## TASK
Scan the data below for the string "AAAA". Show every line where it turns up.
═══ EXTRACTED INFORMATION ═══
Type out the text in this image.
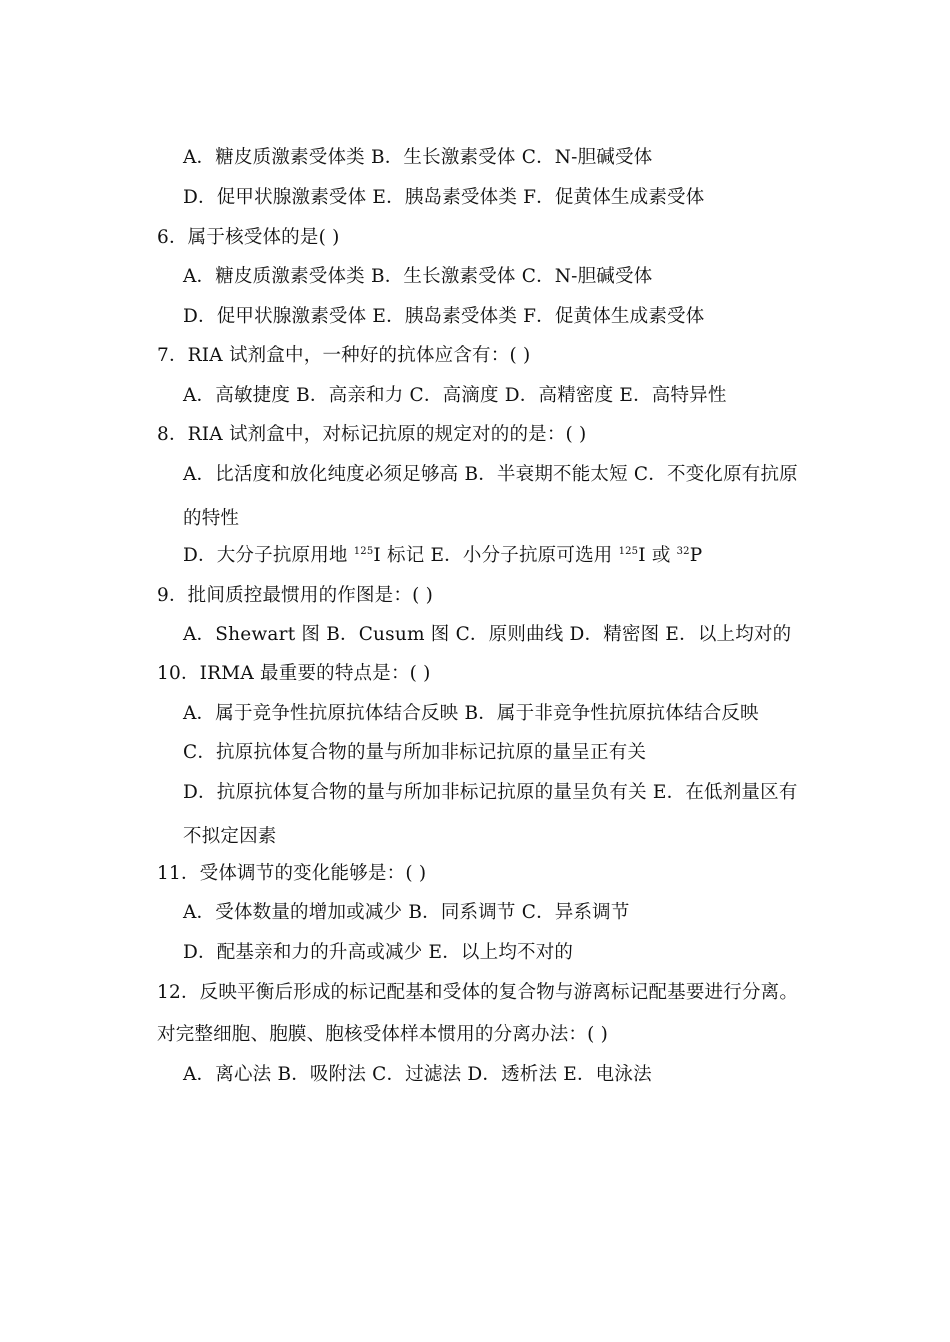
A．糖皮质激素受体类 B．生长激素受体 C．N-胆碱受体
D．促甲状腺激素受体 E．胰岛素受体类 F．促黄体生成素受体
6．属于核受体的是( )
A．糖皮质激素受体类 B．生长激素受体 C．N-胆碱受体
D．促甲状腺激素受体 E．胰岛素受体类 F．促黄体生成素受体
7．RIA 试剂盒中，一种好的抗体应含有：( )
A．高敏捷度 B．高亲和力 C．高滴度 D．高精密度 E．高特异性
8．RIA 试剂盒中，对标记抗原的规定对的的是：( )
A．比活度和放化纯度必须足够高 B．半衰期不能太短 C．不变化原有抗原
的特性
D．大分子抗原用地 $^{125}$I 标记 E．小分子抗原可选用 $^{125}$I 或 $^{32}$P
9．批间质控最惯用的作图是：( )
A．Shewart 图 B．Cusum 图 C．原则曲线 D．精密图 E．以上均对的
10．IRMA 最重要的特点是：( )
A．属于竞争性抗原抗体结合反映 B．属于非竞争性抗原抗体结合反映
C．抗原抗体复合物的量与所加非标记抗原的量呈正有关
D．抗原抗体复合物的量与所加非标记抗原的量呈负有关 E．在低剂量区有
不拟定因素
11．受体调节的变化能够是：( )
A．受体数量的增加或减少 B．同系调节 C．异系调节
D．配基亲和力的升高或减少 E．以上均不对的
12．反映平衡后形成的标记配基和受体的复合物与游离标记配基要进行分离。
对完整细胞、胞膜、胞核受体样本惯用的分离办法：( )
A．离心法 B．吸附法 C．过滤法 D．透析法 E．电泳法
═══
═══ EXTRACTED INFORMATION ═══
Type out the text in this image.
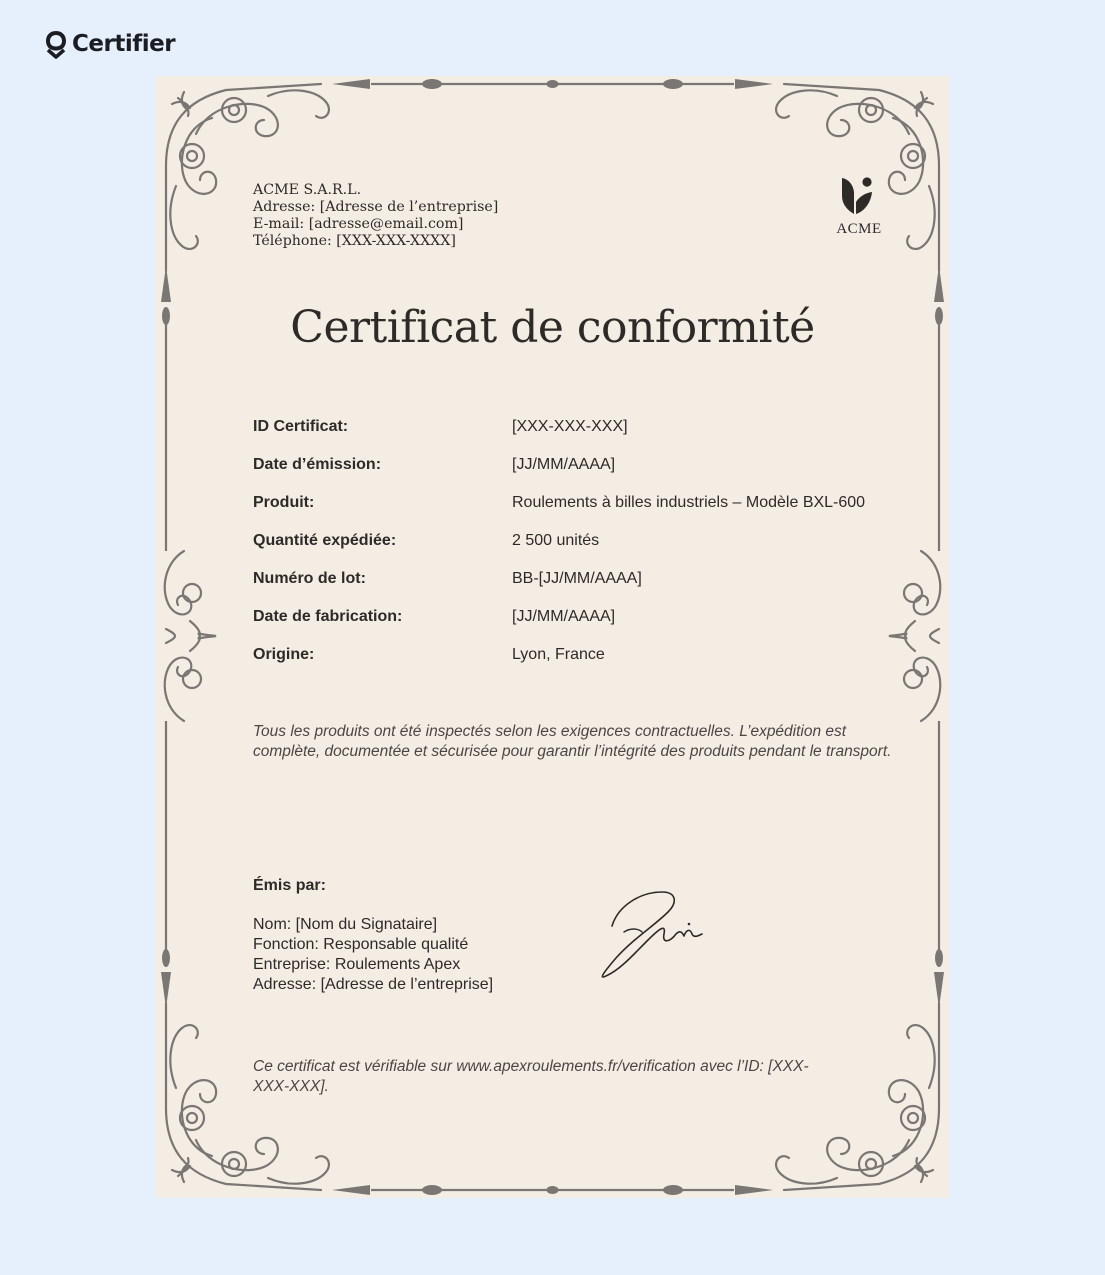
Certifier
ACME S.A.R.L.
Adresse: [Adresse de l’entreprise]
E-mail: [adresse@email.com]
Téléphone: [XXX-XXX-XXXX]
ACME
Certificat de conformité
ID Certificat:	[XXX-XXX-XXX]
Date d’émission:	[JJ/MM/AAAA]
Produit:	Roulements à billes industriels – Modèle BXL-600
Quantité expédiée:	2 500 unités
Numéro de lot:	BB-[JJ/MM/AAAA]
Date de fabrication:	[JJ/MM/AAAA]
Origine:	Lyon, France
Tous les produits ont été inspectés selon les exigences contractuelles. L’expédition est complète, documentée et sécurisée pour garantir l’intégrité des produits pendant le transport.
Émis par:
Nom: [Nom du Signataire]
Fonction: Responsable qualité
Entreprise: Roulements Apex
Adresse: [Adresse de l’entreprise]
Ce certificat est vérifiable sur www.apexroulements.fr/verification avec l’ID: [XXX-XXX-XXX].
═══
## ANSWER TO THIS TASK
Date d’émission:	[JJ/MM/AAAA]
Numéro de lot:	BB-[JJ/MM/AAAA]
Date de fabrication:	[JJ/MM/AAAA]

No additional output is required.